» **演習の目的**
下の一覧から、文字列「impact」を含む行をすべて返してください。大文字と小文字は区別します。

» **演習用一覧**
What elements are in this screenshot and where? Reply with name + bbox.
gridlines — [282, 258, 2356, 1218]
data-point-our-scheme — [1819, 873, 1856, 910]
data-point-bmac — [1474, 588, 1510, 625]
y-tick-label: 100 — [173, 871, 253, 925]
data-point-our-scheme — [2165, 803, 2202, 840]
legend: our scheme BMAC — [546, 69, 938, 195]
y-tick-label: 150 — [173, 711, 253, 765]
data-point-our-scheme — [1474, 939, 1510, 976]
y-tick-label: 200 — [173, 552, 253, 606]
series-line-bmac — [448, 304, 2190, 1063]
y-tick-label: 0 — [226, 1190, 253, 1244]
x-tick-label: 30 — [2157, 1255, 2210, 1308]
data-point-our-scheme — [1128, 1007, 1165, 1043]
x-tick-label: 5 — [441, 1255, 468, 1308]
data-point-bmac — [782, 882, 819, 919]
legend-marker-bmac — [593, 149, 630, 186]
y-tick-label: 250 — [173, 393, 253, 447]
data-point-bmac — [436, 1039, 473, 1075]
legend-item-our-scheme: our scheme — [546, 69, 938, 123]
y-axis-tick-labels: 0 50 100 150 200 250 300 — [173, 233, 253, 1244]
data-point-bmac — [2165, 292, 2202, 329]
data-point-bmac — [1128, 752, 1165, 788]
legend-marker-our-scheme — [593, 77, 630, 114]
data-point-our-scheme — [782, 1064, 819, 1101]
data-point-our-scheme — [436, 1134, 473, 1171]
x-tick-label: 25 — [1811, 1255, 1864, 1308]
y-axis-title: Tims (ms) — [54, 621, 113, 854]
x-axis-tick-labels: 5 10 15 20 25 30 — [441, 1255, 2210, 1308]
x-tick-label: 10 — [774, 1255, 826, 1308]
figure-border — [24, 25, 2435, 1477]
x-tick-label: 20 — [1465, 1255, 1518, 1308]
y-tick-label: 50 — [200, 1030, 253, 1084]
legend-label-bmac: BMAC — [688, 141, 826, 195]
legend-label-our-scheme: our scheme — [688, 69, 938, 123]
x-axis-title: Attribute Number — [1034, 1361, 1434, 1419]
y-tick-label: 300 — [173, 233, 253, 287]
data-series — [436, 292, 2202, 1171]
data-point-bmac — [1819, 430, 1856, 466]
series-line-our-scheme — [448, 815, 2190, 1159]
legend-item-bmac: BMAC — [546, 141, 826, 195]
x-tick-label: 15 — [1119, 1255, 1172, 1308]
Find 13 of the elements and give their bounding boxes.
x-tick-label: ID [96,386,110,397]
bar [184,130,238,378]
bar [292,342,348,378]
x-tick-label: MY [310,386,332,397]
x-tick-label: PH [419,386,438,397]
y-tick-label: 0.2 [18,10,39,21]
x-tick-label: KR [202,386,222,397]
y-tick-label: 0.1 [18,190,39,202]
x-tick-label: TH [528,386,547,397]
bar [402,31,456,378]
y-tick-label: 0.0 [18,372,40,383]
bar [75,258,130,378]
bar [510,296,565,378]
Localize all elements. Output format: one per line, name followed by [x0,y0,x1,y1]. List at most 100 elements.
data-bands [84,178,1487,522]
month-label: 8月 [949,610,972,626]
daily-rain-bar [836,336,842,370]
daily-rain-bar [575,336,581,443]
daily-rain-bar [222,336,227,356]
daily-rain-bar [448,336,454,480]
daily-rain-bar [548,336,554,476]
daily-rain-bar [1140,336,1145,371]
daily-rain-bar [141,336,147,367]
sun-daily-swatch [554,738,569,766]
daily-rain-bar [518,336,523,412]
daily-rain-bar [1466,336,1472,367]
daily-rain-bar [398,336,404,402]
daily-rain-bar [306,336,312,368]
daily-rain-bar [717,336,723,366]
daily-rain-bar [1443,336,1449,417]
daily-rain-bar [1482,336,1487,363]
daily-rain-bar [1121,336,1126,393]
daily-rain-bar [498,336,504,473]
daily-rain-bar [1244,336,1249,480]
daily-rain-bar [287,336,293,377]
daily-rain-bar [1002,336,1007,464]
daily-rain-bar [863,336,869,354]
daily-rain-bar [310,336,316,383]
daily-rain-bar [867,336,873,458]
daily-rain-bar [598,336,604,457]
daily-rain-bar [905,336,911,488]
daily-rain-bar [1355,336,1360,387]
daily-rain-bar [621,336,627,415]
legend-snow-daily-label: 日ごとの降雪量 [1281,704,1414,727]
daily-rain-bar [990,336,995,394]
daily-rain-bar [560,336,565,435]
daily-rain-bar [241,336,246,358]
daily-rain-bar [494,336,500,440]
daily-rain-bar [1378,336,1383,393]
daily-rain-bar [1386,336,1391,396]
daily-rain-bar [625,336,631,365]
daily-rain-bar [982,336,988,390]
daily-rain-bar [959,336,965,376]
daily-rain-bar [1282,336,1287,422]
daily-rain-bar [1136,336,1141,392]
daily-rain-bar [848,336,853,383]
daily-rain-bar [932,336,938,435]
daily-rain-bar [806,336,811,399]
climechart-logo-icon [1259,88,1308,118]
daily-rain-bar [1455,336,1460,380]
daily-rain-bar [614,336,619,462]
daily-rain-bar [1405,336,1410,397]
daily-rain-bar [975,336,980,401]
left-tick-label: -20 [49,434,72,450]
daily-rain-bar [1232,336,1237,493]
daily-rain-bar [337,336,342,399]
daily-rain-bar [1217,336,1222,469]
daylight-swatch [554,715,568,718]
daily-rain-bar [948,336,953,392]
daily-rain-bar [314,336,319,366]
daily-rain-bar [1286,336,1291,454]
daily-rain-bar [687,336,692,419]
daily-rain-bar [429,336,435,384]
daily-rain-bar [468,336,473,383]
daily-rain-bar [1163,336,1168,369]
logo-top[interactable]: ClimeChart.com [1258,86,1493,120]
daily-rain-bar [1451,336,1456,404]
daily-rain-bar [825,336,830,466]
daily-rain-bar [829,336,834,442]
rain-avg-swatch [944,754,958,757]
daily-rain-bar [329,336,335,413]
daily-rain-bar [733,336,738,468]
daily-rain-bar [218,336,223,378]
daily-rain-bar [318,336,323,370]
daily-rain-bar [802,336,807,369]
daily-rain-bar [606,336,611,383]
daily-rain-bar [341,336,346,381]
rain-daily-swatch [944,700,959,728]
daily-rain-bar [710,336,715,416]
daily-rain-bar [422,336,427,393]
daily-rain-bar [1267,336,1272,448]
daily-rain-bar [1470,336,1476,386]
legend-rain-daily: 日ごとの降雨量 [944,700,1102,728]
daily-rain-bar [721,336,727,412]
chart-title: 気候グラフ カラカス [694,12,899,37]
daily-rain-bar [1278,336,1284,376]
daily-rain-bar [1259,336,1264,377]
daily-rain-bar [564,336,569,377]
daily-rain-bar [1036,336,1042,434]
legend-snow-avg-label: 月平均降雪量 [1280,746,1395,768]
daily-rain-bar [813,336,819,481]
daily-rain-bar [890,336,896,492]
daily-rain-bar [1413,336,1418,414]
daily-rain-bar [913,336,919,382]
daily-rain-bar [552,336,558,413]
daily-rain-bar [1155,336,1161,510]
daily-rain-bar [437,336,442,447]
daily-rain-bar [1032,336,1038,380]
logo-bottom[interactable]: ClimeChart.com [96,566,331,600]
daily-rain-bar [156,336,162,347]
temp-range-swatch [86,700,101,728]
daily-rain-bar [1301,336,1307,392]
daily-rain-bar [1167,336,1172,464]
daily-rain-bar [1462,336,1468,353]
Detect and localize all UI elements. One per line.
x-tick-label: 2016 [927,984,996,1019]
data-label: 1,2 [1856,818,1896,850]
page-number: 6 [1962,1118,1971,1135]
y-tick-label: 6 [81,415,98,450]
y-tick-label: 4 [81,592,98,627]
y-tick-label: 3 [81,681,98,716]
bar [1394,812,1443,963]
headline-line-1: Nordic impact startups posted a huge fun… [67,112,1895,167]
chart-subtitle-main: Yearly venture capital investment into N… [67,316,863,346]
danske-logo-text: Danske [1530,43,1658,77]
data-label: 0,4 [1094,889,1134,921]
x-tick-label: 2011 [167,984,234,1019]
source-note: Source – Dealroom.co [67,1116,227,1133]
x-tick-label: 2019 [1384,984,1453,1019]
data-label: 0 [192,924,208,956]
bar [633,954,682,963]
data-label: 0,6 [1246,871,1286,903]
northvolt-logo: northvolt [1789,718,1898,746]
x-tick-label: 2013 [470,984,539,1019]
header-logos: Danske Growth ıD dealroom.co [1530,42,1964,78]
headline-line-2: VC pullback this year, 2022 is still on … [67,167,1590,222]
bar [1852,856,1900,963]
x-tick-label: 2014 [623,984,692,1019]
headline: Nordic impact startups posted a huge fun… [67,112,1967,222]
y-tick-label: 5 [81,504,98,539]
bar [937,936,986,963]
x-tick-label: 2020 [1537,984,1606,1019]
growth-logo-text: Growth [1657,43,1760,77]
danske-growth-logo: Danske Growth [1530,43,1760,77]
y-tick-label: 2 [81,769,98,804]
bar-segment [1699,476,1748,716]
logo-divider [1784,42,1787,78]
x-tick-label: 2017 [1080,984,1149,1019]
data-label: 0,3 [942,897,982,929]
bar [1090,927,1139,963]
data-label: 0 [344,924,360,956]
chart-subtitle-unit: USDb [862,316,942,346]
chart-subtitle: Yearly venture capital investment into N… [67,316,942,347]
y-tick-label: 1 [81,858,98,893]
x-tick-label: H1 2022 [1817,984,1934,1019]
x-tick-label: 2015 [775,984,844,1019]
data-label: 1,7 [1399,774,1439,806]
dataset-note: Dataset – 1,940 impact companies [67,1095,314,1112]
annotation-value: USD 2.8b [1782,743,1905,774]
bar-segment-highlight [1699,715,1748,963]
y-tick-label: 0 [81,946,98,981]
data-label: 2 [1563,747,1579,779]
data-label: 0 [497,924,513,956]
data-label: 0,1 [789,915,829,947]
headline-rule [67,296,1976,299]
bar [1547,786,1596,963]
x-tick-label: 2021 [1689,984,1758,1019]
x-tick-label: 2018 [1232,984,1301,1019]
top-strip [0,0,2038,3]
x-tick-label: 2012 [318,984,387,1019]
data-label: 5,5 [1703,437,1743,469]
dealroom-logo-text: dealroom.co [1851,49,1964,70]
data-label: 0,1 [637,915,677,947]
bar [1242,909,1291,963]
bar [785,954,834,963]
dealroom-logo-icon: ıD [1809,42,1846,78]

» **解答**
headline-line-1: Nordic impact startups posted a huge fun… [67,112,1895,167]
headline: Nordic impact startups posted a huge fun… [67,112,1967,222]
dataset-note: Dataset – 1,940 impact companies [67,1095,314,1112]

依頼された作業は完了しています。